▶ STATED PROBLEM:
Retype everything in the listing, leaving each line exactly as it is.

##### DATA IN THIS EXERCISE

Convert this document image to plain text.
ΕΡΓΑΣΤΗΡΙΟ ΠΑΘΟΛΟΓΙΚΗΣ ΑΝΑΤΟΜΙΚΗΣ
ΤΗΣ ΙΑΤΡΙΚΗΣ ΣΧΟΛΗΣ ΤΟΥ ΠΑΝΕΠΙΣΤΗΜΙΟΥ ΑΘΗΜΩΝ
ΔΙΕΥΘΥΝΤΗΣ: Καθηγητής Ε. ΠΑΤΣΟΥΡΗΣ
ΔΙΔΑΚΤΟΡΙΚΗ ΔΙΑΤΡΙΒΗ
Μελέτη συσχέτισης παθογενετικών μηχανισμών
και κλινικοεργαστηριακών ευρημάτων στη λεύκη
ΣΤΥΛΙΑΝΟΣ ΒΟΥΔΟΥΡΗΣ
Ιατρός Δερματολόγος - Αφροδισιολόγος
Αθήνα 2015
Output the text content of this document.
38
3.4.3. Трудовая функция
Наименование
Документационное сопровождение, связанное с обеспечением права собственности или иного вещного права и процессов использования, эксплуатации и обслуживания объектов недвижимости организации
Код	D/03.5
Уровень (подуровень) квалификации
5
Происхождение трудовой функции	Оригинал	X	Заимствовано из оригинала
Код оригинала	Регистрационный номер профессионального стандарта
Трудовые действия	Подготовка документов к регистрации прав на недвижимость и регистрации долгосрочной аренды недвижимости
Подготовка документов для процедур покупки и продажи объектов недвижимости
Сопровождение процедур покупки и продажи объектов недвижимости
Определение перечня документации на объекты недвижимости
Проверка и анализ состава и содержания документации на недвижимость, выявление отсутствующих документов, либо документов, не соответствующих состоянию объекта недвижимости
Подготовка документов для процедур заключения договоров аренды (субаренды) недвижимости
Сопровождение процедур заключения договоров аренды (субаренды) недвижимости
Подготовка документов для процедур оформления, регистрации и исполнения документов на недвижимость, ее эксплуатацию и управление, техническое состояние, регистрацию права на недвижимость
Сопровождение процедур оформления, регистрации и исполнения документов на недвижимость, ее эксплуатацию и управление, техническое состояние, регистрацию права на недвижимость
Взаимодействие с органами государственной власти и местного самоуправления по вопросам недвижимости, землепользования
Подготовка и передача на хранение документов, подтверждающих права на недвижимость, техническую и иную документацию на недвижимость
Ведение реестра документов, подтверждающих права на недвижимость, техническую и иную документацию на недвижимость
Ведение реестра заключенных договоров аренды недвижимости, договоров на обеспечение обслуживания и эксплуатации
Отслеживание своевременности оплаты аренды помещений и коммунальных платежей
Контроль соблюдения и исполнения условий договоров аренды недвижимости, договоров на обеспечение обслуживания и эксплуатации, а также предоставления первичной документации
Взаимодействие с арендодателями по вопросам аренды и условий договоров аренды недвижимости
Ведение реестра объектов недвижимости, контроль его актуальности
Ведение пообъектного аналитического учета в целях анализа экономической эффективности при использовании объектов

##########

▶ REPLY:
Convert this document image to plain text.
ΕΡΓΑΣΤΗΡΙΟ ΠΑΘΟΛΟΓΙΚΗΣ ΑΝΑΤΟΜΙΚΗΣ
ΤΗΣ ΙΑΤΡΙΚΗΣ ΣΧΟΛΗΣ ΤΟΥ ΠΑΝΕΠΙΣΤΗΜΙΟΥ ΑΘΗΜΩΝ
ΔΙΕΥΘΥΝΤΗΣ: Καθηγητής Ε. ΠΑΤΣΟΥΡΗΣ
ΔΙΔΑΚΤΟΡΙΚΗ ΔΙΑΤΡΙΒΗ
Μελέτη συσχέτισης παθογενετικών μηχανισμών
και κλινικοεργαστηριακών ευρημάτων στη λεύκη
ΣΤΥΛΙΑΝΟΣ ΒΟΥΔΟΥΡΗΣ
Ιατρός Δερματολόγος - Αφροδισιολόγος
Αθήνα 2015
Output the text content of this document.
38
3.4.3. Трудовая функция
Наименование
Документационное сопровождение, связанное с обеспечением права собственности или иного вещного права и процессов использования, эксплуатации и обслуживания объектов недвижимости организации
Код	D/03.5
Уровень (подуровень) квалификации
5
Происхождение трудовой функции	Оригинал	X	Заимствовано из оригинала
Код оригинала	Регистрационный номер профессионального стандарта
Трудовые действия	Подготовка документов к регистрации прав на недвижимость и регистрации долгосрочной аренды недвижимости
Подготовка документов для процедур покупки и продажи объектов недвижимости
Сопровождение процедур покупки и продажи объектов недвижимости
Определение перечня документации на объекты недвижимости
Проверка и анализ состава и содержания документации на недвижимость, выявление отсутствующих документов, либо документов, не соответствующих состоянию объекта недвижимости
Подготовка документов для процедур заключения договоров аренды (субаренды) недвижимости
Сопровождение процедур заключения договоров аренды (субаренды) недвижимости
Подготовка документов для процедур оформления, регистрации и исполнения документов на недвижимость, ее эксплуатацию и управление, техническое состояние, регистрацию права на недвижимость
Сопровождение процедур оформления, регистрации и исполнения документов на недвижимость, ее эксплуатацию и управление, техническое состояние, регистрацию права на недвижимость
Взаимодействие с органами государственной власти и местного самоуправления по вопросам недвижимости, землепользования
Подготовка и передача на хранение документов, подтверждающих права на недвижимость, техническую и иную документацию на недвижимость
Ведение реестра документов, подтверждающих права на недвижимость, техническую и иную документацию на недвижимость
Ведение реестра заключенных договоров аренды недвижимости, договоров на обеспечение обслуживания и эксплуатации
Отслеживание своевременности оплаты аренды помещений и коммунальных платежей
Контроль соблюдения и исполнения условий договоров аренды недвижимости, договоров на обеспечение обслуживания и эксплуатации, а также предоставления первичной документации
Взаимодействие с арендодателями по вопросам аренды и условий договоров аренды недвижимости
Ведение реестра объектов недвижимости, контроль его актуальности
Ведение пообъектного аналитического учета в целях анализа экономической эффективности при использовании объектов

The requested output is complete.